# START OF DATA
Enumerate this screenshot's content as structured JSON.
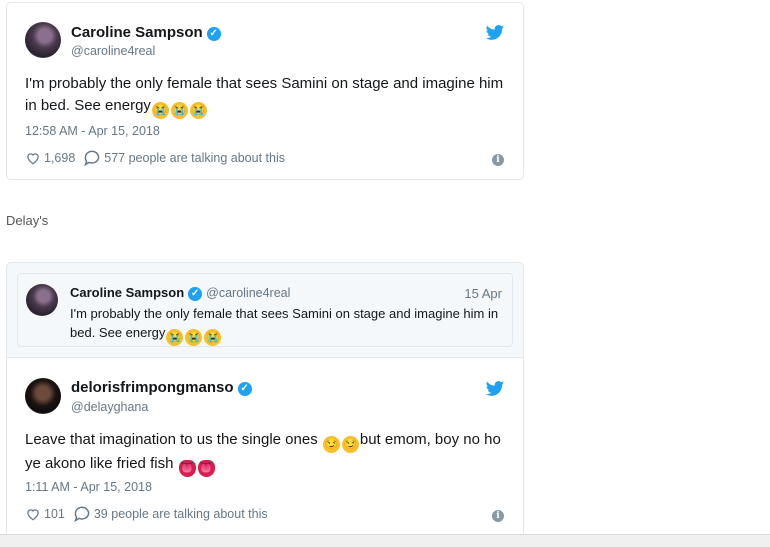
{
  "tweet1": {
    "name": "Caroline Sampson",
    "handle": "@caroline4real",
    "text": "I'm probably the only female that sees Samini on stage and imagine him in bed. See energy",
    "emojis": [
      "cry",
      "cry",
      "cry"
    ],
    "timestamp": "12:58 AM - Apr 15, 2018",
    "likes": "1,698",
    "talking": "577 people are talking about this"
  },
  "separator": "Delay's",
  "tweet2": {
    "quoted": {
      "name": "Caroline Sampson",
      "handle": "@caroline4real",
      "date": "15 Apr",
      "text": "I'm probably the only female that sees Samini on stage and imagine him in bed. See energy"
    },
    "name": "delorisfrimpongmanso",
    "handle": "@delayghana",
    "text_part1": "Leave that imagination to us the single ones",
    "text_part2": "but emom, boy no ho ye akono like fried fish",
    "timestamp": "1:11 AM - Apr 15, 2018",
    "likes": "101",
    "talking": "39 people are talking about this"
  },
  "colors": {
    "twitter_blue": "#1da1f2",
    "muted": "#657786",
    "border": "#e1e8ed"
  },
  "icons": [
    "twitter-bird-icon",
    "verified-icon",
    "heart-icon",
    "comment-icon",
    "info-icon",
    "crying-emoji",
    "smirk-emoji",
    "tongue-emoji"
  ]
}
# END OF DATA
WHAT THE EXERCISE ASKS | Copy every record above exactly as written, but leave out the pictures.

FINISHED TASK |
Enumerate this screenshot's content as structured JSON.
{
  "tweet1": {
    "name": "Caroline Sampson",
    "handle": "@caroline4real",
    "text": "I'm probably the only female that sees Samini on stage and imagine him in bed. See energy",
    "emojis": [
      "cry",
      "cry",
      "cry"
    ],
    "timestamp": "12:58 AM - Apr 15, 2018",
    "likes": "1,698",
    "talking": "577 people are talking about this"
  },
  "separator": "Delay's",
  "tweet2": {
    "quoted": {
      "name": "Caroline Sampson",
      "handle": "@caroline4real",
      "date": "15 Apr",
      "text": "I'm probably the only female that sees Samini on stage and imagine him in bed. See energy"
    },
    "name": "delorisfrimpongmanso",
    "handle": "@delayghana",
    "text_part1": "Leave that imagination to us the single ones",
    "text_part2": "but emom, boy no ho ye akono like fried fish",
    "timestamp": "1:11 AM - Apr 15, 2018",
    "likes": "101",
    "talking": "39 people are talking about this"
  },
  "colors": {
    "twitter_blue": "#1da1f2",
    "muted": "#657786",
    "border": "#e1e8ed"
  },
  "icons": [
    "twitter-bird-icon",
    "verified-icon",
    "heart-icon",
    "comment-icon",
    "info-icon",
    "crying-emoji",
    "smirk-emoji",
    "tongue-emoji"
  ]
}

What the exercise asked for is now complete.